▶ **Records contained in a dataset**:
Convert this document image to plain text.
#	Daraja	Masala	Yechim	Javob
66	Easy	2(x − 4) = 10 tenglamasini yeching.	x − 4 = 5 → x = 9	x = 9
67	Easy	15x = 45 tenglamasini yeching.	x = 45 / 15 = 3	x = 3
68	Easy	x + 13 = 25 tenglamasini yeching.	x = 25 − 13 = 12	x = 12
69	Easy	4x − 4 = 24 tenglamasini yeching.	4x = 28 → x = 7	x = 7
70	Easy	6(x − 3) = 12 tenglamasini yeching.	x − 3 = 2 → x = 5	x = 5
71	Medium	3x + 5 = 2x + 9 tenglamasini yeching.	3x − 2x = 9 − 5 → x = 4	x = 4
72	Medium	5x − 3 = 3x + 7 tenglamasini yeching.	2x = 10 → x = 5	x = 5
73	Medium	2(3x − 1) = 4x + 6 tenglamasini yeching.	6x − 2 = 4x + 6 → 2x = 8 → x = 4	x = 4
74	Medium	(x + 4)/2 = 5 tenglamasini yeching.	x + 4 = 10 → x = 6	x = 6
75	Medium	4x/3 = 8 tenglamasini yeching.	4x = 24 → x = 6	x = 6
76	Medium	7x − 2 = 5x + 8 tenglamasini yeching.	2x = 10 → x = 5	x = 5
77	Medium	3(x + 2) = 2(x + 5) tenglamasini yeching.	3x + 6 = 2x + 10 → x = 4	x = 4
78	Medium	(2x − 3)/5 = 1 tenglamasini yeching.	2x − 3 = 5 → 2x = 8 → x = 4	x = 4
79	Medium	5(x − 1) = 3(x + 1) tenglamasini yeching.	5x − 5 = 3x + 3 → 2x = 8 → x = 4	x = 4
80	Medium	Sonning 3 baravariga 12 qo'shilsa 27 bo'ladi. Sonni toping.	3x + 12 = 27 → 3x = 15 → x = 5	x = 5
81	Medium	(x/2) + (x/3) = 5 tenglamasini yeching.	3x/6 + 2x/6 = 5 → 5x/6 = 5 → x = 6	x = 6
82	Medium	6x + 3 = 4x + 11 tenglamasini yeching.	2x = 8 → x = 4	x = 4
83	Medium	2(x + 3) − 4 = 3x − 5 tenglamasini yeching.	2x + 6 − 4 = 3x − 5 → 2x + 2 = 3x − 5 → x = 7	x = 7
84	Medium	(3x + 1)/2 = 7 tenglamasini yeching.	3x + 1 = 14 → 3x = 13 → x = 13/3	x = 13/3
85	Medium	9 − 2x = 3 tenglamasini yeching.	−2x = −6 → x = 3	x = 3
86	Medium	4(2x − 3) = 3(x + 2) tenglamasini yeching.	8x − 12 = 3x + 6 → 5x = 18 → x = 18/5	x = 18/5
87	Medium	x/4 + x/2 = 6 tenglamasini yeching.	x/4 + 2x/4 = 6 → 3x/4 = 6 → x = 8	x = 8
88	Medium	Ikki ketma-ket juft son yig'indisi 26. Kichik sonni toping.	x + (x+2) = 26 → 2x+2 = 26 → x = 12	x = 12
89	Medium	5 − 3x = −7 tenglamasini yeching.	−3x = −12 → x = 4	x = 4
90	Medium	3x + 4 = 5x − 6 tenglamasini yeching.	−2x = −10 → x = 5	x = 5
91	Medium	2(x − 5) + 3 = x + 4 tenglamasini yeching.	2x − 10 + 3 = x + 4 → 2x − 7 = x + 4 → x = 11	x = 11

▶ **TASK OBJECTIVE**: Using the material above, print every entry exactly as written.

▶ **RESULT BELOW**:
Convert this document image to plain text.
#	Daraja	Masala	Yechim	Javob
66	Easy	2(x − 4) = 10 tenglamasini yeching.	x − 4 = 5 → x = 9	x = 9
67	Easy	15x = 45 tenglamasini yeching.	x = 45 / 15 = 3	x = 3
68	Easy	x + 13 = 25 tenglamasini yeching.	x = 25 − 13 = 12	x = 12
69	Easy	4x − 4 = 24 tenglamasini yeching.	4x = 28 → x = 7	x = 7
70	Easy	6(x − 3) = 12 tenglamasini yeching.	x − 3 = 2 → x = 5	x = 5
71	Medium	3x + 5 = 2x + 9 tenglamasini yeching.	3x − 2x = 9 − 5 → x = 4	x = 4
72	Medium	5x − 3 = 3x + 7 tenglamasini yeching.	2x = 10 → x = 5	x = 5
73	Medium	2(3x − 1) = 4x + 6 tenglamasini yeching.	6x − 2 = 4x + 6 → 2x = 8 → x = 4	x = 4
74	Medium	(x + 4)/2 = 5 tenglamasini yeching.	x + 4 = 10 → x = 6	x = 6
75	Medium	4x/3 = 8 tenglamasini yeching.	4x = 24 → x = 6	x = 6
76	Medium	7x − 2 = 5x + 8 tenglamasini yeching.	2x = 10 → x = 5	x = 5
77	Medium	3(x + 2) = 2(x + 5) tenglamasini yeching.	3x + 6 = 2x + 10 → x = 4	x = 4
78	Medium	(2x − 3)/5 = 1 tenglamasini yeching.	2x − 3 = 5 → 2x = 8 → x = 4	x = 4
79	Medium	5(x − 1) = 3(x + 1) tenglamasini yeching.	5x − 5 = 3x + 3 → 2x = 8 → x = 4	x = 4
80	Medium	Sonning 3 baravariga 12 qo'shilsa 27 bo'ladi. Sonni toping.	3x + 12 = 27 → 3x = 15 → x = 5	x = 5
81	Medium	(x/2) + (x/3) = 5 tenglamasini yeching.	3x/6 + 2x/6 = 5 → 5x/6 = 5 → x = 6	x = 6
82	Medium	6x + 3 = 4x + 11 tenglamasini yeching.	2x = 8 → x = 4	x = 4
83	Medium	2(x + 3) − 4 = 3x − 5 tenglamasini yeching.	2x + 6 − 4 = 3x − 5 → 2x + 2 = 3x − 5 → x = 7	x = 7
84	Medium	(3x + 1)/2 = 7 tenglamasini yeching.	3x + 1 = 14 → 3x = 13 → x = 13/3	x = 13/3
85	Medium	9 − 2x = 3 tenglamasini yeching.	−2x = −6 → x = 3	x = 3
86	Medium	4(2x − 3) = 3(x + 2) tenglamasini yeching.	8x − 12 = 3x + 6 → 5x = 18 → x = 18/5	x = 18/5
87	Medium	x/4 + x/2 = 6 tenglamasini yeching.	x/4 + 2x/4 = 6 → 3x/4 = 6 → x = 8	x = 8
88	Medium	Ikki ketma-ket juft son yig'indisi 26. Kichik sonni toping.	x + (x+2) = 26 → 2x+2 = 26 → x = 12	x = 12
89	Medium	5 − 3x = −7 tenglamasini yeching.	−3x = −12 → x = 4	x = 4
90	Medium	3x + 4 = 5x − 6 tenglamasini yeching.	−2x = −10 → x = 5	x = 5
91	Medium	2(x − 5) + 3 = x + 4 tenglamasini yeching.	2x − 10 + 3 = x + 4 → 2x − 7 = x + 4 → x = 11	x = 11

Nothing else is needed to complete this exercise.